**Short task:**
All records are to be retyped faithfully and completely.

--- Start Input material ---

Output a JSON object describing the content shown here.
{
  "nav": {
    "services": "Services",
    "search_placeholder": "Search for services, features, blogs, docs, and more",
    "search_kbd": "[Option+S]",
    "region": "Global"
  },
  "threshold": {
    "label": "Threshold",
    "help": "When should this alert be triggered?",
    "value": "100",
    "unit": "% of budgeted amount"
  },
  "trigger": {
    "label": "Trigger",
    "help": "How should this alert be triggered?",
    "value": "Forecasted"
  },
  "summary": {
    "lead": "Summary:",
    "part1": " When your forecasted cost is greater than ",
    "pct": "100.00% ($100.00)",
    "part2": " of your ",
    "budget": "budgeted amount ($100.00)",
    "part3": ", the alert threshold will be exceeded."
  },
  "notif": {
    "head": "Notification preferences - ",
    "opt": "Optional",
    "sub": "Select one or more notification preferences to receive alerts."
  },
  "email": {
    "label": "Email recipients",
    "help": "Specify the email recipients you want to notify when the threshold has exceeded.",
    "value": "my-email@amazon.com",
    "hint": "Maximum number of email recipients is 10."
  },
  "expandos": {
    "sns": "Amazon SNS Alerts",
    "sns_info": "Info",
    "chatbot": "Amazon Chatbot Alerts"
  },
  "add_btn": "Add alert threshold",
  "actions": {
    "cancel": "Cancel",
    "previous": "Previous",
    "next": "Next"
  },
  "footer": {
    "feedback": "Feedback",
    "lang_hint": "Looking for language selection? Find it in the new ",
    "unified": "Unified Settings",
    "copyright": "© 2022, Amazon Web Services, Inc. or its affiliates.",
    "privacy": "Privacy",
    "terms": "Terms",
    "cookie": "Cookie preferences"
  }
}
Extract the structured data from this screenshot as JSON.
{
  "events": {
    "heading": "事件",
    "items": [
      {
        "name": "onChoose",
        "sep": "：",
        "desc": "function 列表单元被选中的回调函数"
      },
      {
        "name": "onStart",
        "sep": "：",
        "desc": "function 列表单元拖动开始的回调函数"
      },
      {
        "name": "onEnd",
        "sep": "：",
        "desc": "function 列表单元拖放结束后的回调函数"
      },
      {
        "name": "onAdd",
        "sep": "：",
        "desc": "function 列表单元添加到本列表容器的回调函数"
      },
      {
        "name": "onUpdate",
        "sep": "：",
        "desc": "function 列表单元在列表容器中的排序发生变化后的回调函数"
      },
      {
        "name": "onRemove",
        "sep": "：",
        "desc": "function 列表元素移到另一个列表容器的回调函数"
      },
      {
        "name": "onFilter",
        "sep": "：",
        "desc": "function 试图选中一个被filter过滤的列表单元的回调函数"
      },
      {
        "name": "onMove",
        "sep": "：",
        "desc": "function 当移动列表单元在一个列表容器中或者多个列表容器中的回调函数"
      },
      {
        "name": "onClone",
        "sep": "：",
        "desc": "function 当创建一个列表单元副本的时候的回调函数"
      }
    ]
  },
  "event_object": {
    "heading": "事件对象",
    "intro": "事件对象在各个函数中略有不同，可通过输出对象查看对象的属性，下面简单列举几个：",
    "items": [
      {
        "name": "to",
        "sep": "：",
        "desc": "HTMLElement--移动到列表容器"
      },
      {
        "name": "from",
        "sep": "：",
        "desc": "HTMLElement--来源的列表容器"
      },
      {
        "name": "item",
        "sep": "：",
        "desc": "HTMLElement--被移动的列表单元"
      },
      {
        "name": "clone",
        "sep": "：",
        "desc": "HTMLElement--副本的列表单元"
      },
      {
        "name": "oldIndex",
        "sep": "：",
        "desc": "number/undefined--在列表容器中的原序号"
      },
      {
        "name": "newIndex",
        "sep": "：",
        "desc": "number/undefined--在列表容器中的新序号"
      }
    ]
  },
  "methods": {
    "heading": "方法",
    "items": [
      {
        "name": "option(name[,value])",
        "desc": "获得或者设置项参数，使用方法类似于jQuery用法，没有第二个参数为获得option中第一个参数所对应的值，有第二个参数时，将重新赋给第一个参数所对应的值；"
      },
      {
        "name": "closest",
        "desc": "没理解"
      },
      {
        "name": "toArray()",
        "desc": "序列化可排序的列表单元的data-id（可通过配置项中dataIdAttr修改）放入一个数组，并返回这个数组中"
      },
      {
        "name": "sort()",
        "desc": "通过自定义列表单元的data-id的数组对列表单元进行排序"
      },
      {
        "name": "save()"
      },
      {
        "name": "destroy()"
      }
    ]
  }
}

--- End Input material ---

**Exercise solution:**
Output a JSON object describing the content shown here.
{
  "nav": {
    "services": "Services",
    "search_placeholder": "Search for services, features, blogs, docs, and more",
    "search_kbd": "[Option+S]",
    "region": "Global"
  },
  "threshold": {
    "label": "Threshold",
    "help": "When should this alert be triggered?",
    "value": "100",
    "unit": "% of budgeted amount"
  },
  "trigger": {
    "label": "Trigger",
    "help": "How should this alert be triggered?",
    "value": "Forecasted"
  },
  "summary": {
    "lead": "Summary:",
    "part1": " When your forecasted cost is greater than ",
    "pct": "100.00% ($100.00)",
    "part2": " of your ",
    "budget": "budgeted amount ($100.00)",
    "part3": ", the alert threshold will be exceeded."
  },
  "notif": {
    "head": "Notification preferences - ",
    "opt": "Optional",
    "sub": "Select one or more notification preferences to receive alerts."
  },
  "email": {
    "label": "Email recipients",
    "help": "Specify the email recipients you want to notify when the threshold has exceeded.",
    "value": "my-email@amazon.com",
    "hint": "Maximum number of email recipients is 10."
  },
  "expandos": {
    "sns": "Amazon SNS Alerts",
    "sns_info": "Info",
    "chatbot": "Amazon Chatbot Alerts"
  },
  "add_btn": "Add alert threshold",
  "actions": {
    "cancel": "Cancel",
    "previous": "Previous",
    "next": "Next"
  },
  "footer": {
    "feedback": "Feedback",
    "lang_hint": "Looking for language selection? Find it in the new ",
    "unified": "Unified Settings",
    "copyright": "© 2022, Amazon Web Services, Inc. or its affiliates.",
    "privacy": "Privacy",
    "terms": "Terms",
    "cookie": "Cookie preferences"
  }
}
Extract the structured data from this screenshot as JSON.
{
  "events": {
    "heading": "事件",
    "items": [
      {
        "name": "onChoose",
        "sep": "：",
        "desc": "function 列表单元被选中的回调函数"
      },
      {
        "name": "onStart",
        "sep": "：",
        "desc": "function 列表单元拖动开始的回调函数"
      },
      {
        "name": "onEnd",
        "sep": "：",
        "desc": "function 列表单元拖放结束后的回调函数"
      },
      {
        "name": "onAdd",
        "sep": "：",
        "desc": "function 列表单元添加到本列表容器的回调函数"
      },
      {
        "name": "onUpdate",
        "sep": "：",
        "desc": "function 列表单元在列表容器中的排序发生变化后的回调函数"
      },
      {
        "name": "onRemove",
        "sep": "：",
        "desc": "function 列表元素移到另一个列表容器的回调函数"
      },
      {
        "name": "onFilter",
        "sep": "：",
        "desc": "function 试图选中一个被filter过滤的列表单元的回调函数"
      },
      {
        "name": "onMove",
        "sep": "：",
        "desc": "function 当移动列表单元在一个列表容器中或者多个列表容器中的回调函数"
      },
      {
        "name": "onClone",
        "sep": "：",
        "desc": "function 当创建一个列表单元副本的时候的回调函数"
      }
    ]
  },
  "event_object": {
    "heading": "事件对象",
    "intro": "事件对象在各个函数中略有不同，可通过输出对象查看对象的属性，下面简单列举几个：",
    "items": [
      {
        "name": "to",
        "sep": "：",
        "desc": "HTMLElement--移动到列表容器"
      },
      {
        "name": "from",
        "sep": "：",
        "desc": "HTMLElement--来源的列表容器"
      },
      {
        "name": "item",
        "sep": "：",
        "desc": "HTMLElement--被移动的列表单元"
      },
      {
        "name": "clone",
        "sep": "：",
        "desc": "HTMLElement--副本的列表单元"
      },
      {
        "name": "oldIndex",
        "sep": "：",
        "desc": "number/undefined--在列表容器中的原序号"
      },
      {
        "name": "newIndex",
        "sep": "：",
        "desc": "number/undefined--在列表容器中的新序号"
      }
    ]
  },
  "methods": {
    "heading": "方法",
    "items": [
      {
        "name": "option(name[,value])",
        "desc": "获得或者设置项参数，使用方法类似于jQuery用法，没有第二个参数为获得option中第一个参数所对应的值，有第二个参数时，将重新赋给第一个参数所对应的值；"
      },
      {
        "name": "closest",
        "desc": "没理解"
      },
      {
        "name": "toArray()",
        "desc": "序列化可排序的列表单元的data-id（可通过配置项中dataIdAttr修改）放入一个数组，并返回这个数组中"
      },
      {
        "name": "sort()",
        "desc": "通过自定义列表单元的data-id的数组对列表单元进行排序"
      },
      {
        "name": "save()"
      },
      {
        "name": "destroy()"
      }
    ]
  }
}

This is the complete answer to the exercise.